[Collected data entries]
►

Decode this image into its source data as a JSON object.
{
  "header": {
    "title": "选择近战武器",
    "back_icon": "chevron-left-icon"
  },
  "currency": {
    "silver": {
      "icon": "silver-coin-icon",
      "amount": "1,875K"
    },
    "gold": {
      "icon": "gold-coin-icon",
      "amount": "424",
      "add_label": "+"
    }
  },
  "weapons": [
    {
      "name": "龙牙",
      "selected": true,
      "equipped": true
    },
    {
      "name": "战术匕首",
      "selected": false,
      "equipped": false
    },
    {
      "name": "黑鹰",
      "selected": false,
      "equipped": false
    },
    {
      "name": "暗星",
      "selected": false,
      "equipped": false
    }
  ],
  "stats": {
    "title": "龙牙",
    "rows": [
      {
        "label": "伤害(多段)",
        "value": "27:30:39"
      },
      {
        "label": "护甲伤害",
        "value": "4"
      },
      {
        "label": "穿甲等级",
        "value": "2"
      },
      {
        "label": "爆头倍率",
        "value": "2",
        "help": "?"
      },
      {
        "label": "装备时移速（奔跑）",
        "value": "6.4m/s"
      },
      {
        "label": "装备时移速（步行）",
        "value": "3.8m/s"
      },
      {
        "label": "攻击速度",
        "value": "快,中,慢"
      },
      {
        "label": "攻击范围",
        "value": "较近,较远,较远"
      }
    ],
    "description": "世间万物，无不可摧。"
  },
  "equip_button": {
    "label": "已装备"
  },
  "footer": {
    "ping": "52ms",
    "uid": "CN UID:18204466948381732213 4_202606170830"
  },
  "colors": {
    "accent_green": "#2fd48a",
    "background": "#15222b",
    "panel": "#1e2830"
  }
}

◄

» **Task goal**:
Your task is to print all of the records exactly.

» **Response to this task**:
Decode this image into its source data as a JSON object.
{
  "header": {
    "title": "选择近战武器",
    "back_icon": "chevron-left-icon"
  },
  "currency": {
    "silver": {
      "icon": "silver-coin-icon",
      "amount": "1,875K"
    },
    "gold": {
      "icon": "gold-coin-icon",
      "amount": "424",
      "add_label": "+"
    }
  },
  "weapons": [
    {
      "name": "龙牙",
      "selected": true,
      "equipped": true
    },
    {
      "name": "战术匕首",
      "selected": false,
      "equipped": false
    },
    {
      "name": "黑鹰",
      "selected": false,
      "equipped": false
    },
    {
      "name": "暗星",
      "selected": false,
      "equipped": false
    }
  ],
  "stats": {
    "title": "龙牙",
    "rows": [
      {
        "label": "伤害(多段)",
        "value": "27:30:39"
      },
      {
        "label": "护甲伤害",
        "value": "4"
      },
      {
        "label": "穿甲等级",
        "value": "2"
      },
      {
        "label": "爆头倍率",
        "value": "2",
        "help": "?"
      },
      {
        "label": "装备时移速（奔跑）",
        "value": "6.4m/s"
      },
      {
        "label": "装备时移速（步行）",
        "value": "3.8m/s"
      },
      {
        "label": "攻击速度",
        "value": "快,中,慢"
      },
      {
        "label": "攻击范围",
        "value": "较近,较远,较远"
      }
    ],
    "description": "世间万物，无不可摧。"
  },
  "equip_button": {
    "label": "已装备"
  },
  "footer": {
    "ping": "52ms",
    "uid": "CN UID:18204466948381732213 4_202606170830"
  },
  "colors": {
    "accent_green": "#2fd48a",
    "background": "#15222b",
    "panel": "#1e2830"
  }
}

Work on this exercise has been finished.